## TASK
Report each line of the data that includes the word "name".

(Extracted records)
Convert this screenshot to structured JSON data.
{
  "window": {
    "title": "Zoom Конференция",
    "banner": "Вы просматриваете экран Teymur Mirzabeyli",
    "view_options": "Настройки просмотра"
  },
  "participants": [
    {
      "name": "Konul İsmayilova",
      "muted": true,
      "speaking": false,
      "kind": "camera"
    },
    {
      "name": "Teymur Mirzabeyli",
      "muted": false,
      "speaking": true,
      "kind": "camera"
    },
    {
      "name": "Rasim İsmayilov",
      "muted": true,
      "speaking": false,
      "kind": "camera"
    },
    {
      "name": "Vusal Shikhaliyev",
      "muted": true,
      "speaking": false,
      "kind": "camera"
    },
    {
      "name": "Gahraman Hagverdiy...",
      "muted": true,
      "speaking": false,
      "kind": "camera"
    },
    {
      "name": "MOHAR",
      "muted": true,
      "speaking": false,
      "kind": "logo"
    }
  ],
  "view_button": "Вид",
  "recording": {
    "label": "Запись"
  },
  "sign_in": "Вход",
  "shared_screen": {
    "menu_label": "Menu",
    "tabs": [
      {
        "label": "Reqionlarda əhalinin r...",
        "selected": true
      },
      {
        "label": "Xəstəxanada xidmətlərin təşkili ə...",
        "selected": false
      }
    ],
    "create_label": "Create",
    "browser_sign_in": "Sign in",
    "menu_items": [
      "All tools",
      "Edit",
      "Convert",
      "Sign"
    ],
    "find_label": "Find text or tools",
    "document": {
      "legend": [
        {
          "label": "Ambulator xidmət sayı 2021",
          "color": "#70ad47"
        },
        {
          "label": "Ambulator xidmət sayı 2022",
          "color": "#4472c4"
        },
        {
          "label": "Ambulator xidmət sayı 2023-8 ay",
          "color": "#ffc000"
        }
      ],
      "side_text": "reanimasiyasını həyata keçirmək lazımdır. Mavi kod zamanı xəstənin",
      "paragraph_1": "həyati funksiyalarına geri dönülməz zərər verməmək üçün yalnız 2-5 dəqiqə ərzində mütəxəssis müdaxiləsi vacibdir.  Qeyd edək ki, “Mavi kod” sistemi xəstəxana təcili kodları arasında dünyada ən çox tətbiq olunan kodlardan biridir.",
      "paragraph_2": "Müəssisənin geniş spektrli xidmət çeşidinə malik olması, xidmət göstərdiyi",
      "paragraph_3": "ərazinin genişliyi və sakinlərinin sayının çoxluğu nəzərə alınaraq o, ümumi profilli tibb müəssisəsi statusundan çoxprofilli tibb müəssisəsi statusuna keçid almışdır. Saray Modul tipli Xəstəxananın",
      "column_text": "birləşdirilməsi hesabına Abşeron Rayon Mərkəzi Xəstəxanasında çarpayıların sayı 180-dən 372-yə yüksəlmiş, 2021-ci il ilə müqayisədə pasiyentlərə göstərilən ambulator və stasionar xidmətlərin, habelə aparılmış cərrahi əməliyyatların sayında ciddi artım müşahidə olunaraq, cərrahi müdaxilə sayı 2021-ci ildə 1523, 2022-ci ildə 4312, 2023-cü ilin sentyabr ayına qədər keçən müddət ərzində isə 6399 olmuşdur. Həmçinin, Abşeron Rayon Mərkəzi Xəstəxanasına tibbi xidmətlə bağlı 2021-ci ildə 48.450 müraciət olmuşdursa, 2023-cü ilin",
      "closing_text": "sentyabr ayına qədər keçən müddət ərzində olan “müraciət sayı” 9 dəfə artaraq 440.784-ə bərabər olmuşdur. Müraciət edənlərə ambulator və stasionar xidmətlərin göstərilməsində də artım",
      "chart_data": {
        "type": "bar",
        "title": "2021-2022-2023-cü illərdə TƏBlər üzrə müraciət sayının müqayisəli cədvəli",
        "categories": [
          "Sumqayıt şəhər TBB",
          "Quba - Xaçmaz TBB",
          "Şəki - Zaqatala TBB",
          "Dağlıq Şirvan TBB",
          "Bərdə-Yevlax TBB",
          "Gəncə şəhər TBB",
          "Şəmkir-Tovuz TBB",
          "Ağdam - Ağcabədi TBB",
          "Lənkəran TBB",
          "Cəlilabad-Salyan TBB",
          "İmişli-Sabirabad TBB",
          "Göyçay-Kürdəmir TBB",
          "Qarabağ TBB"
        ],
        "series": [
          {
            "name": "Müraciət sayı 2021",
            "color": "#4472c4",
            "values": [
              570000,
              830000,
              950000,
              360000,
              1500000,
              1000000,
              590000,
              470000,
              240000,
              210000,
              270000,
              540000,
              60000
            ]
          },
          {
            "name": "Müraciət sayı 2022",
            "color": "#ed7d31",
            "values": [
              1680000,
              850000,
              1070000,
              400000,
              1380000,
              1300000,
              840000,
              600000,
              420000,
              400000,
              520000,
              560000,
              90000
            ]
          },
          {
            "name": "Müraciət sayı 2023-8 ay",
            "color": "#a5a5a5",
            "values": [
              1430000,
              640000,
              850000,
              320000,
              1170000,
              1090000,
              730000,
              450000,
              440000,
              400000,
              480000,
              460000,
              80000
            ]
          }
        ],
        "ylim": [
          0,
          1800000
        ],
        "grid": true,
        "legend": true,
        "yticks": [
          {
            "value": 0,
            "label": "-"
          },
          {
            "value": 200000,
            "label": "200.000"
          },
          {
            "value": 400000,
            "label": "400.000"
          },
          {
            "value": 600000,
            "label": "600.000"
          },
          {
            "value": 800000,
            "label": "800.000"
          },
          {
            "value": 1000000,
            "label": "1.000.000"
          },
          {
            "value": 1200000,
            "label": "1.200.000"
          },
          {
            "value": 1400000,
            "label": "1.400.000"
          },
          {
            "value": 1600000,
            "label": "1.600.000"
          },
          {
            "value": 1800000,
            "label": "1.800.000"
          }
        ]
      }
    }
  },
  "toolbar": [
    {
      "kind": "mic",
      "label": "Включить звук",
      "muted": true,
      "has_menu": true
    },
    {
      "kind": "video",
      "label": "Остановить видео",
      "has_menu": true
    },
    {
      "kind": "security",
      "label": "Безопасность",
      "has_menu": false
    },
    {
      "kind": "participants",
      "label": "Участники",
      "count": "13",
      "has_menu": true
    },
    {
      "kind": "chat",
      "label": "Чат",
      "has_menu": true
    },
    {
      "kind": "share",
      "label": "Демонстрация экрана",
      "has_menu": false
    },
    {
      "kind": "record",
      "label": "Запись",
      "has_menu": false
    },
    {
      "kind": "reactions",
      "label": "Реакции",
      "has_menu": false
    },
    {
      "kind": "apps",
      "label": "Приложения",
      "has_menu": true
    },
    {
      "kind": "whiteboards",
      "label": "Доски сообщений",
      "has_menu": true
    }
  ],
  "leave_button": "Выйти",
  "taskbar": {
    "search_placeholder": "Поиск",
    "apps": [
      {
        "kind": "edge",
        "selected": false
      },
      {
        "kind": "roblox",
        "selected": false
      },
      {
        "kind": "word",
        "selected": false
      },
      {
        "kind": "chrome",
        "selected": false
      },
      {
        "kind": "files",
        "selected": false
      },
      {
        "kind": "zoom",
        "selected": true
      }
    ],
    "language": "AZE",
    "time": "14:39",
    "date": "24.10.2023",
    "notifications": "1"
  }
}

## EXERCISE OUTPUT
      "name": "Konul İsmayilova",
      "name": "Teymur Mirzabeyli",
      "name": "Rasim İsmayilov",
      "name": "Vusal Shikhaliyev",
      "name": "Gahraman Hagverdiy...",
      "name": "MOHAR",
            "name": "Müraciət sayı 2021",
            "name": "Müraciət sayı 2022",
            "name": "Müraciət sayı 2023-8 ay",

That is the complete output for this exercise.